>> begin RECORDS TO PROCESS
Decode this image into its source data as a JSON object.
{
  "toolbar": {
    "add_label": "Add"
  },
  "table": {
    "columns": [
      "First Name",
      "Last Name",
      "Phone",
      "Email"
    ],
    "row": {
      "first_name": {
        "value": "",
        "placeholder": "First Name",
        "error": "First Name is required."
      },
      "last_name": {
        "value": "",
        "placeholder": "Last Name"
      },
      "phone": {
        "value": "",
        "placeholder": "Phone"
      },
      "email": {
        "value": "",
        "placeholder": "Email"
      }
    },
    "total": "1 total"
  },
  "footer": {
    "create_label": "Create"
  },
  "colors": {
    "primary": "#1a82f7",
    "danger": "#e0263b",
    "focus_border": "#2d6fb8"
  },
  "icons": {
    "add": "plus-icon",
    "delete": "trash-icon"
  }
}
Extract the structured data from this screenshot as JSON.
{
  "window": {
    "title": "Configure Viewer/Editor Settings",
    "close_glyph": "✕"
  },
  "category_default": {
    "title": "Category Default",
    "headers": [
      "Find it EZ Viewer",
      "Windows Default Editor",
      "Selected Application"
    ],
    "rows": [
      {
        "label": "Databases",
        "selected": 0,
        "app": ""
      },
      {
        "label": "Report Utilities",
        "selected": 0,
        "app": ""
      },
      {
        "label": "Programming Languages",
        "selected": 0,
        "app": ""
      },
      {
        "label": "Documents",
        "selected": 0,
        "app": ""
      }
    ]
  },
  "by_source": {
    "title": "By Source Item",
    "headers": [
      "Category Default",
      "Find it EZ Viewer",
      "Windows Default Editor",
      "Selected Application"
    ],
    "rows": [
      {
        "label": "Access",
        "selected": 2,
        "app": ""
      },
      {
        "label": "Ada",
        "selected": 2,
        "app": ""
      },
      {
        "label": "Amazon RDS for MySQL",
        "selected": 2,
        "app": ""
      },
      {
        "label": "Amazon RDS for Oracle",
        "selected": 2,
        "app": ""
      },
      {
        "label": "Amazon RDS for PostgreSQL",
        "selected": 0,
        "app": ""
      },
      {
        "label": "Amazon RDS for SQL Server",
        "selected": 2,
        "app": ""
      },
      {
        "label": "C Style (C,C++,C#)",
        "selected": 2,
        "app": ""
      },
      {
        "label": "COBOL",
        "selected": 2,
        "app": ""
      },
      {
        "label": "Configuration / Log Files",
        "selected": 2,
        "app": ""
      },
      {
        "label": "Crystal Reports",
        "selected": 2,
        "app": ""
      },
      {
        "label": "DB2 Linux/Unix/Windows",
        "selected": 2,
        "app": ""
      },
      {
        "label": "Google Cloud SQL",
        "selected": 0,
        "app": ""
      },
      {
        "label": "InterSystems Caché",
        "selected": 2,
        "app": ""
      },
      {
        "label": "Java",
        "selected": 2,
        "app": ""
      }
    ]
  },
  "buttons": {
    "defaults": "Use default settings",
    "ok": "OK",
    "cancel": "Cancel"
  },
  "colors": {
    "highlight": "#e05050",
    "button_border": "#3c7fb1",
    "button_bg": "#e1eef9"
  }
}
>> end RECORDS TO PROCESS
__EXERCISE TASK__:
Extract each line of the material exactly as it stands.

__RESPONSE TO THIS TASK__:
Decode this image into its source data as a JSON object.
{
  "toolbar": {
    "add_label": "Add"
  },
  "table": {
    "columns": [
      "First Name",
      "Last Name",
      "Phone",
      "Email"
    ],
    "row": {
      "first_name": {
        "value": "",
        "placeholder": "First Name",
        "error": "First Name is required."
      },
      "last_name": {
        "value": "",
        "placeholder": "Last Name"
      },
      "phone": {
        "value": "",
        "placeholder": "Phone"
      },
      "email": {
        "value": "",
        "placeholder": "Email"
      }
    },
    "total": "1 total"
  },
  "footer": {
    "create_label": "Create"
  },
  "colors": {
    "primary": "#1a82f7",
    "danger": "#e0263b",
    "focus_border": "#2d6fb8"
  },
  "icons": {
    "add": "plus-icon",
    "delete": "trash-icon"
  }
}
Extract the structured data from this screenshot as JSON.
{
  "window": {
    "title": "Configure Viewer/Editor Settings",
    "close_glyph": "✕"
  },
  "category_default": {
    "title": "Category Default",
    "headers": [
      "Find it EZ Viewer",
      "Windows Default Editor",
      "Selected Application"
    ],
    "rows": [
      {
        "label": "Databases",
        "selected": 0,
        "app": ""
      },
      {
        "label": "Report Utilities",
        "selected": 0,
        "app": ""
      },
      {
        "label": "Programming Languages",
        "selected": 0,
        "app": ""
      },
      {
        "label": "Documents",
        "selected": 0,
        "app": ""
      }
    ]
  },
  "by_source": {
    "title": "By Source Item",
    "headers": [
      "Category Default",
      "Find it EZ Viewer",
      "Windows Default Editor",
      "Selected Application"
    ],
    "rows": [
      {
        "label": "Access",
        "selected": 2,
        "app": ""
      },
      {
        "label": "Ada",
        "selected": 2,
        "app": ""
      },
      {
        "label": "Amazon RDS for MySQL",
        "selected": 2,
        "app": ""
      },
      {
        "label": "Amazon RDS for Oracle",
        "selected": 2,
        "app": ""
      },
      {
        "label": "Amazon RDS for PostgreSQL",
        "selected": 0,
        "app": ""
      },
      {
        "label": "Amazon RDS for SQL Server",
        "selected": 2,
        "app": ""
      },
      {
        "label": "C Style (C,C++,C#)",
        "selected": 2,
        "app": ""
      },
      {
        "label": "COBOL",
        "selected": 2,
        "app": ""
      },
      {
        "label": "Configuration / Log Files",
        "selected": 2,
        "app": ""
      },
      {
        "label": "Crystal Reports",
        "selected": 2,
        "app": ""
      },
      {
        "label": "DB2 Linux/Unix/Windows",
        "selected": 2,
        "app": ""
      },
      {
        "label": "Google Cloud SQL",
        "selected": 0,
        "app": ""
      },
      {
        "label": "InterSystems Caché",
        "selected": 2,
        "app": ""
      },
      {
        "label": "Java",
        "selected": 2,
        "app": ""
      }
    ]
  },
  "buttons": {
    "defaults": "Use default settings",
    "ok": "OK",
    "cancel": "Cancel"
  },
  "colors": {
    "highlight": "#e05050",
    "button_border": "#3c7fb1",
    "button_bg": "#e1eef9"
  }
}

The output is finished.